-- Begin Provided entries --
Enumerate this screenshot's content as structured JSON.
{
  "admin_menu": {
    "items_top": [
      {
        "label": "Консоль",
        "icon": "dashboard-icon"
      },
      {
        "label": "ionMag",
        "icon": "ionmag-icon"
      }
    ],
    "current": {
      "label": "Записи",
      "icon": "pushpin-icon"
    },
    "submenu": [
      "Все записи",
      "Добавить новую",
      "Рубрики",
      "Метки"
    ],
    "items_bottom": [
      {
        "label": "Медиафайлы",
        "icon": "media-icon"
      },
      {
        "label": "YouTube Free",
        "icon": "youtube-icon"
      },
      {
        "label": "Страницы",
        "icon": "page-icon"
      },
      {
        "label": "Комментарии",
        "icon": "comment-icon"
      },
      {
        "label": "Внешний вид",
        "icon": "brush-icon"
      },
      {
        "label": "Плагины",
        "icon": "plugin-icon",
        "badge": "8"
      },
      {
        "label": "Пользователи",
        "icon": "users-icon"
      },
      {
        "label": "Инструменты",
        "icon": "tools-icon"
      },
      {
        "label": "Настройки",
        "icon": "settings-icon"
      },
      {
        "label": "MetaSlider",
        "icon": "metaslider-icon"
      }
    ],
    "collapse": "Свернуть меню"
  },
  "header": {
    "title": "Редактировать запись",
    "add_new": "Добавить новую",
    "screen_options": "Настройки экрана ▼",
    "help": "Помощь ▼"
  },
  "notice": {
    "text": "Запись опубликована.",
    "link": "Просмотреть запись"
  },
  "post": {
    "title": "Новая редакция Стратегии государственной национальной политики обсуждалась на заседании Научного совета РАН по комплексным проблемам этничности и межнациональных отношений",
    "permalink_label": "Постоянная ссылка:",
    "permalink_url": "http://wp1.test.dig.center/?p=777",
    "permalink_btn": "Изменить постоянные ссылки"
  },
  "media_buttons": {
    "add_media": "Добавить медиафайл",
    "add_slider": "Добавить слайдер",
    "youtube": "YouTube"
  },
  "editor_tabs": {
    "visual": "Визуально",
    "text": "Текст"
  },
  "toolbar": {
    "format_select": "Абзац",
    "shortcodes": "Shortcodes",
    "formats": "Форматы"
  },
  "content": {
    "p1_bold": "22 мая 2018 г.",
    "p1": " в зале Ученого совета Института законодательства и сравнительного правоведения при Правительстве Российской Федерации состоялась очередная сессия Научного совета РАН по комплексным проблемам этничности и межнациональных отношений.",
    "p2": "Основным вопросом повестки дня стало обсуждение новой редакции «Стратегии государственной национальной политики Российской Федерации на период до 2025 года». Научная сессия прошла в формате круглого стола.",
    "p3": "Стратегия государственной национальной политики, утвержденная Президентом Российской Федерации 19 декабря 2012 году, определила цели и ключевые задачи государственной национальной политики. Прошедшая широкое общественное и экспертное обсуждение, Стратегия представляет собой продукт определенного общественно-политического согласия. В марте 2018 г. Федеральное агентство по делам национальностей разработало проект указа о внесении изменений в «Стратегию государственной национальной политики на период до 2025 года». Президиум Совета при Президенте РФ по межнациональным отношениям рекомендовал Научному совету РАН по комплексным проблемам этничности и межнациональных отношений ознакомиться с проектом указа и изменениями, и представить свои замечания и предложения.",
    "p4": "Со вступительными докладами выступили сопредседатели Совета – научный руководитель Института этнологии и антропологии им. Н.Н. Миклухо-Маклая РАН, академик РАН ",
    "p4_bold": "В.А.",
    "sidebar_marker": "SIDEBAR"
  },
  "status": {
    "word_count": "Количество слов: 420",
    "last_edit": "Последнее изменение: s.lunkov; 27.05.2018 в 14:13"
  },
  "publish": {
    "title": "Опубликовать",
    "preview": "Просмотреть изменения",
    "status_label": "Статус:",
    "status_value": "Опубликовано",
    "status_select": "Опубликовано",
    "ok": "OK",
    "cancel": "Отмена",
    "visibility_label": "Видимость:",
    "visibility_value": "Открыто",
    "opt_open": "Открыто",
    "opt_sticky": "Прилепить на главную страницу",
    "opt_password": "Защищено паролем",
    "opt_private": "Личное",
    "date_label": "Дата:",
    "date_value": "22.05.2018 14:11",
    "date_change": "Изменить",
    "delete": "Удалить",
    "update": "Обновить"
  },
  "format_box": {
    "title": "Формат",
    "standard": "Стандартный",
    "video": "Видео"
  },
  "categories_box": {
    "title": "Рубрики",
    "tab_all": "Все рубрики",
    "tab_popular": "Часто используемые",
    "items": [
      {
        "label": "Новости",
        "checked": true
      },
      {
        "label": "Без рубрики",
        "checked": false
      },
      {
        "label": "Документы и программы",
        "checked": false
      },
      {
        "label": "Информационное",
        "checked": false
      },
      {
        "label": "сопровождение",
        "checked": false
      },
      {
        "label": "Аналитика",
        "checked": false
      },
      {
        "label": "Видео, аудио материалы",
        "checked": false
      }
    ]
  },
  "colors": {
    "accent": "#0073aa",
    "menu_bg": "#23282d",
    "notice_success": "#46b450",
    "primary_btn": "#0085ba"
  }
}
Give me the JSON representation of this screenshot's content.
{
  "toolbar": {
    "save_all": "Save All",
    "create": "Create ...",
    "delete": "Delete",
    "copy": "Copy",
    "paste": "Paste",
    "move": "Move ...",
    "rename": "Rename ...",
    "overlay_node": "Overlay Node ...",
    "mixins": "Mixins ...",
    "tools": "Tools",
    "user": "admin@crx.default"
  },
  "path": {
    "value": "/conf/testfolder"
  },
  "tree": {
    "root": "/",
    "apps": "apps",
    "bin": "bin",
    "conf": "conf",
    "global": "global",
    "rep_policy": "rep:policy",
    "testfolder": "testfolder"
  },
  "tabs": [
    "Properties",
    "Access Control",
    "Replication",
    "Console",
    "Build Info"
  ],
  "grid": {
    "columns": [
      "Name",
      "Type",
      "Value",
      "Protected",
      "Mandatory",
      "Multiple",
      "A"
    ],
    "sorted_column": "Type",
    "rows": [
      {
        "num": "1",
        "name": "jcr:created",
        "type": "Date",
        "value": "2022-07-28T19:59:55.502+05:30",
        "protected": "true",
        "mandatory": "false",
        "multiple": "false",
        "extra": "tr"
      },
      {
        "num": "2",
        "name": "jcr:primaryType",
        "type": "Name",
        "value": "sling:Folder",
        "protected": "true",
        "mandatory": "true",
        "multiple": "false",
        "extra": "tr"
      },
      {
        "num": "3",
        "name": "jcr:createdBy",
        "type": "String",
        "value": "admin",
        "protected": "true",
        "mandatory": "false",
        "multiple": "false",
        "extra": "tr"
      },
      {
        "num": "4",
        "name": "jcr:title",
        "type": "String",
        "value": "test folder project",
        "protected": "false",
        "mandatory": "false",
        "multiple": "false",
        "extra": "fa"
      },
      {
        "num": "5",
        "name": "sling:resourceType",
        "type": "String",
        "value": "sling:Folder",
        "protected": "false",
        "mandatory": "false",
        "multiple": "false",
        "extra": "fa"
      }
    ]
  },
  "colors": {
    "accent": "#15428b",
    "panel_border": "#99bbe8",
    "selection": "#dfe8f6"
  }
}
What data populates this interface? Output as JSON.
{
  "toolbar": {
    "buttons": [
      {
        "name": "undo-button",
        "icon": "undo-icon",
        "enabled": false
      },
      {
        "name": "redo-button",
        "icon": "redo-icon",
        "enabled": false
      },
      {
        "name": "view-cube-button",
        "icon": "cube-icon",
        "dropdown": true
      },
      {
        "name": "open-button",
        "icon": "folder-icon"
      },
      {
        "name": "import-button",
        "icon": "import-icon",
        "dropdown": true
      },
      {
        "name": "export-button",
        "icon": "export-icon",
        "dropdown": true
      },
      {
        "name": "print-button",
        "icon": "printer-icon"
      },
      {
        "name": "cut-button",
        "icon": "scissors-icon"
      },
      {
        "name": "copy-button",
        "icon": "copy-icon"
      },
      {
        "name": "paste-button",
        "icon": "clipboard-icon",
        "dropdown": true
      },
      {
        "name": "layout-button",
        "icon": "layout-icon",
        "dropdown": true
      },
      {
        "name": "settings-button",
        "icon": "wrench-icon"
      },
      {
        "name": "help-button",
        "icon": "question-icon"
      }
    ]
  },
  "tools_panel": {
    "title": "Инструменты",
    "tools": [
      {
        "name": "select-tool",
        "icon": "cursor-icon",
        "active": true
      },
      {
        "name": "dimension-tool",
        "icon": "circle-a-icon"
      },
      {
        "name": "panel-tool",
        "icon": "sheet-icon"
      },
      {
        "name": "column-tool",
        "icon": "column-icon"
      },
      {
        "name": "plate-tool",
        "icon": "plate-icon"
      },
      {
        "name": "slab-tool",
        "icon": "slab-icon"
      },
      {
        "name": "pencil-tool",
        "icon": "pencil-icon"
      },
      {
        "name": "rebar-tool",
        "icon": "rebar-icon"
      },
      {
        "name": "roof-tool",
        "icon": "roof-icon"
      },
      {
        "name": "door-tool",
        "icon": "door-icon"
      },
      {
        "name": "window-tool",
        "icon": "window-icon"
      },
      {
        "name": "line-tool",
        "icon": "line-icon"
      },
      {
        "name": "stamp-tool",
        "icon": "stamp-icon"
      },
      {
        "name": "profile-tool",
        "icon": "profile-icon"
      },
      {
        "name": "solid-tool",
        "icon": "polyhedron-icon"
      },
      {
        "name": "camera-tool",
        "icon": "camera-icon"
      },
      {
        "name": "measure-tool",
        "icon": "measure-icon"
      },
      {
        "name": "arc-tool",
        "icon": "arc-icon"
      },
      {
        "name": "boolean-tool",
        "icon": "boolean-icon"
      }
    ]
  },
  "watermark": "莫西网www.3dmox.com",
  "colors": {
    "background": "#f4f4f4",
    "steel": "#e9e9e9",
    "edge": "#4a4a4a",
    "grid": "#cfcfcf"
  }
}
-- End Provided entries --
§ Set problem: Copy out every line from the material above in which the word "Изменить" appears.

§ Output for this exercise:
    "permalink_btn": "Изменить постоянные ссылки"
    "date_change": "Изменить",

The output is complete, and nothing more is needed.